━━━ INFORMATION SUPPLIED

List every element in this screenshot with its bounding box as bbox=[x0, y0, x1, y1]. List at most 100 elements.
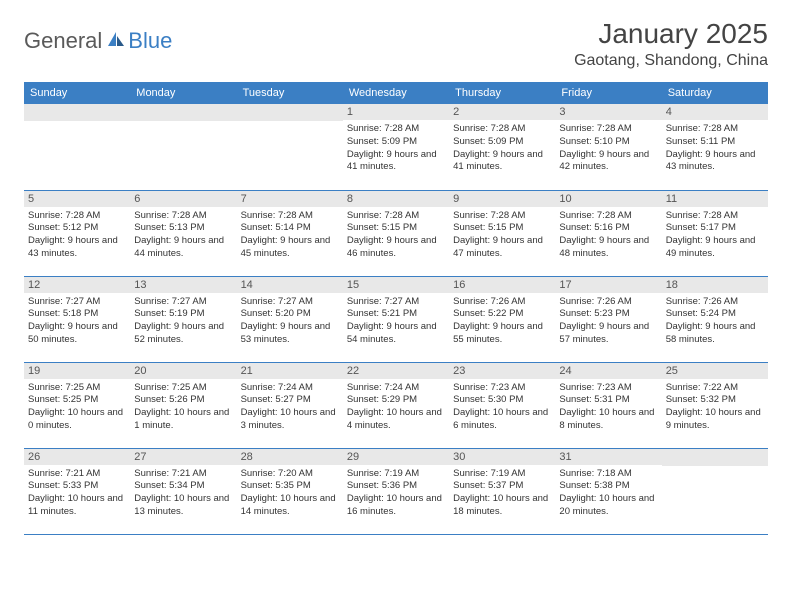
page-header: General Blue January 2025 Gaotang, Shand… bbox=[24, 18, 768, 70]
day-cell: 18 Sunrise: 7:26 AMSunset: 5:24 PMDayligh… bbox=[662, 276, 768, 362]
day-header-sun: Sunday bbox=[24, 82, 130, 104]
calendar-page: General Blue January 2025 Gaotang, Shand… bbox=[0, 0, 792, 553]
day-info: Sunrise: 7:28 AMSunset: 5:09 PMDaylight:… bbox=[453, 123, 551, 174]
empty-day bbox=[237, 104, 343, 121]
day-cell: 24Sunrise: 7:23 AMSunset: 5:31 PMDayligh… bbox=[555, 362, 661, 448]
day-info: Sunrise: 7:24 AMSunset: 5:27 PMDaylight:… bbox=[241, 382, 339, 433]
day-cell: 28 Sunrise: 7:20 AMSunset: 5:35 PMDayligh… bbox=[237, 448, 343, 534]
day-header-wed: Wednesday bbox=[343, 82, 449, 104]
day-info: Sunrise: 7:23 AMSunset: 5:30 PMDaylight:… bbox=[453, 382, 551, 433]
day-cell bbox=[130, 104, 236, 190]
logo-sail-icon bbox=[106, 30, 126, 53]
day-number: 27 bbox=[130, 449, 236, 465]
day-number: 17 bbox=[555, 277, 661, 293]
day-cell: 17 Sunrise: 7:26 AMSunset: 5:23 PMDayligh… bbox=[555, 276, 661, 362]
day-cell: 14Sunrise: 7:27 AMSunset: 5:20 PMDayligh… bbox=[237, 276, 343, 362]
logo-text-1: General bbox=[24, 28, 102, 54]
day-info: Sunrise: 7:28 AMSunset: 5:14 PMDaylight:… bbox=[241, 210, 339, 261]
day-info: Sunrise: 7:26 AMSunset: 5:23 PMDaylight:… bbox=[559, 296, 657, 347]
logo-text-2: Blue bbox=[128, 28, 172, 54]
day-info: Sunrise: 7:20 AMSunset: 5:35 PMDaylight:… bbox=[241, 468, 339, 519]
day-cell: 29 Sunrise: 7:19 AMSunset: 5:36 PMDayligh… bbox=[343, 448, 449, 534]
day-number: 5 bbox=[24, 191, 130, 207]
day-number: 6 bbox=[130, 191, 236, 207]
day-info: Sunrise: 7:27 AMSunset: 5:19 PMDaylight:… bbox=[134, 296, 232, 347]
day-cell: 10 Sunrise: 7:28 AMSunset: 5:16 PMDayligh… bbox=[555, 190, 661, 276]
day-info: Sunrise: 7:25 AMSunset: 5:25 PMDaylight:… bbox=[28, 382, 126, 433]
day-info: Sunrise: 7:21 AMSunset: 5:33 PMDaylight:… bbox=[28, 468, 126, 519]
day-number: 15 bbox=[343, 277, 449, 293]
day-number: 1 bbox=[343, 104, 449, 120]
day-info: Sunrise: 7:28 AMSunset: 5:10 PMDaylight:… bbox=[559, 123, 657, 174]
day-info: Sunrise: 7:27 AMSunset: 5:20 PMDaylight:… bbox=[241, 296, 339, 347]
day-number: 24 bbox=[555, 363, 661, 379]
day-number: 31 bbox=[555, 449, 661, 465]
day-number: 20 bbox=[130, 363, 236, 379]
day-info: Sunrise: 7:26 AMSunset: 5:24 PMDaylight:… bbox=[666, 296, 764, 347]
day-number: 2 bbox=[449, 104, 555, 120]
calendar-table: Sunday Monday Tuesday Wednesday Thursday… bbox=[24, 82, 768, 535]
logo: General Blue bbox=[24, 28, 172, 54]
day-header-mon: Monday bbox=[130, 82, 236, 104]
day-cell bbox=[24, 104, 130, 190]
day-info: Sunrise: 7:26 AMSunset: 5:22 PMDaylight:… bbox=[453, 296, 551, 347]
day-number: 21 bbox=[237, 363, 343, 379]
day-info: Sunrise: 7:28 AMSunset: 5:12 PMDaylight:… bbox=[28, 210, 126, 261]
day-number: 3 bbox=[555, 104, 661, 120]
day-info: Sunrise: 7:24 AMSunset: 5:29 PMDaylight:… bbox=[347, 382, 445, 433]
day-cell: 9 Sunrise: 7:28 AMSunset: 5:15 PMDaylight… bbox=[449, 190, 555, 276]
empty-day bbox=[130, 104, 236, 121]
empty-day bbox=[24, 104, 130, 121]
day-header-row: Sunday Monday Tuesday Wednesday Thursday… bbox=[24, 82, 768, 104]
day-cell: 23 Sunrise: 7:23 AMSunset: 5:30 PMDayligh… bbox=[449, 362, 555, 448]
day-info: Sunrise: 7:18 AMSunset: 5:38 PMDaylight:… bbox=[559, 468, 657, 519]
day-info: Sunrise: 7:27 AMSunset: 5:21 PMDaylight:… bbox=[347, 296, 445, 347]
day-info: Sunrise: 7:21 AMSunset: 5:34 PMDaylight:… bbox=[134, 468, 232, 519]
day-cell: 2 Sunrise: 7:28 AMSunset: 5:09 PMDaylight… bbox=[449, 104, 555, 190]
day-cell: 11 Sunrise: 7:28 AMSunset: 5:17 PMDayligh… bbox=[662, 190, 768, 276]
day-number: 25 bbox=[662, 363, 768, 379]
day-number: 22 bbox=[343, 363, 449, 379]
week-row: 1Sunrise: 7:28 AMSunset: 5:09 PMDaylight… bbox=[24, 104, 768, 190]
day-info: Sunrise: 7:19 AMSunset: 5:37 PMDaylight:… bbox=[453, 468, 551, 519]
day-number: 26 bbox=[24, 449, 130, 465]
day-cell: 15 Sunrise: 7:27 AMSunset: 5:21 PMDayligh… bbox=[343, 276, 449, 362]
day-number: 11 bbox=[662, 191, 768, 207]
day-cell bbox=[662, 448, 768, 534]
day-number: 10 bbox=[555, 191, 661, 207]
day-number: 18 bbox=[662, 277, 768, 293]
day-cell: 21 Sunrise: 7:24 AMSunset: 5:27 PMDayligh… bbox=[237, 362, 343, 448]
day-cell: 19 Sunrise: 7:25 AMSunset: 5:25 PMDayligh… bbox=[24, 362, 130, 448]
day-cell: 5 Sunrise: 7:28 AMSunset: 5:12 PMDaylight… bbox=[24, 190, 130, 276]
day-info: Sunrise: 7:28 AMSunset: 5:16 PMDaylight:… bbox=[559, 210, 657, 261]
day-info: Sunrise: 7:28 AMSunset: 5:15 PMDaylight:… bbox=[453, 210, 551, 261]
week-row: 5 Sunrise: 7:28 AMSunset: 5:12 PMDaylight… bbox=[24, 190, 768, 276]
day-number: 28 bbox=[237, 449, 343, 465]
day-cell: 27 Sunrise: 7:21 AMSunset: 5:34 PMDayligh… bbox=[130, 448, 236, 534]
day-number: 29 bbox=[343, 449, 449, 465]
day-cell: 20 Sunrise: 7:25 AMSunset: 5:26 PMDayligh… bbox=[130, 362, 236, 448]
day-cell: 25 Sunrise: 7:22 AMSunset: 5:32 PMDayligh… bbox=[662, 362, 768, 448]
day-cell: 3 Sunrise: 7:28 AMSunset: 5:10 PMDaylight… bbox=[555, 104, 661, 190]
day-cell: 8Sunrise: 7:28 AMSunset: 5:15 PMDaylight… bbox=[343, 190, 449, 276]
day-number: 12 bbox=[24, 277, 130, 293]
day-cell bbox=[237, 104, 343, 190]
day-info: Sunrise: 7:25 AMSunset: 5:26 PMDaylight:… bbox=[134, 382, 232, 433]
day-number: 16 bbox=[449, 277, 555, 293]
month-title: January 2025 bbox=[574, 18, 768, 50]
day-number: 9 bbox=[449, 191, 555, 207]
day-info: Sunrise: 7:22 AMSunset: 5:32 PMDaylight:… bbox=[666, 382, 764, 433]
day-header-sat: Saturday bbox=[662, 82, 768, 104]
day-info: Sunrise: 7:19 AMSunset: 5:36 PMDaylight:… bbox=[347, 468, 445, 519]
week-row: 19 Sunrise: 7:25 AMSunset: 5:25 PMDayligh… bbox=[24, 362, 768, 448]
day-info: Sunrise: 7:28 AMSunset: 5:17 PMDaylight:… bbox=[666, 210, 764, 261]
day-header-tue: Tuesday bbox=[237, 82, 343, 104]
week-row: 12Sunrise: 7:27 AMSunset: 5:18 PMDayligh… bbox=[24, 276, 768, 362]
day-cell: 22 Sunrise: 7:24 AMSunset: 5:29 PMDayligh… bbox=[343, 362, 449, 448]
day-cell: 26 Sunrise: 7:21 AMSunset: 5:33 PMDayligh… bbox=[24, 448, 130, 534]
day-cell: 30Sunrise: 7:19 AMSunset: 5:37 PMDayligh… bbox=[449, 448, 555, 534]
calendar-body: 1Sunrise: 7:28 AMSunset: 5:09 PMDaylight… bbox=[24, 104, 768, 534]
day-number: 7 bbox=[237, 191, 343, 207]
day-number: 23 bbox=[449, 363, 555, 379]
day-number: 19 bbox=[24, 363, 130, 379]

━━━━━━

▶ PROBLEM DESCRIPTION
Give back the rows from the one containing "page-header: General Blue" through the one containing "day-info: Sunrise: 7:28 AMSunset: 5:09", copied without any changes.

▶ FULL OUTPUT
page-header: General Blue January 2025 Gaotang, Shand… bbox=[24, 18, 768, 70]
day-cell: 18 Sunrise: 7:26 AMSunset: 5:24 PMDayligh… bbox=[662, 276, 768, 362]
day-header-sun: Sunday bbox=[24, 82, 130, 104]
calendar-page: General Blue January 2025 Gaotang, Shand… bbox=[0, 0, 792, 553]
day-info: Sunrise: 7:28 AMSunset: 5:09 PMDaylight:… bbox=[453, 123, 551, 174]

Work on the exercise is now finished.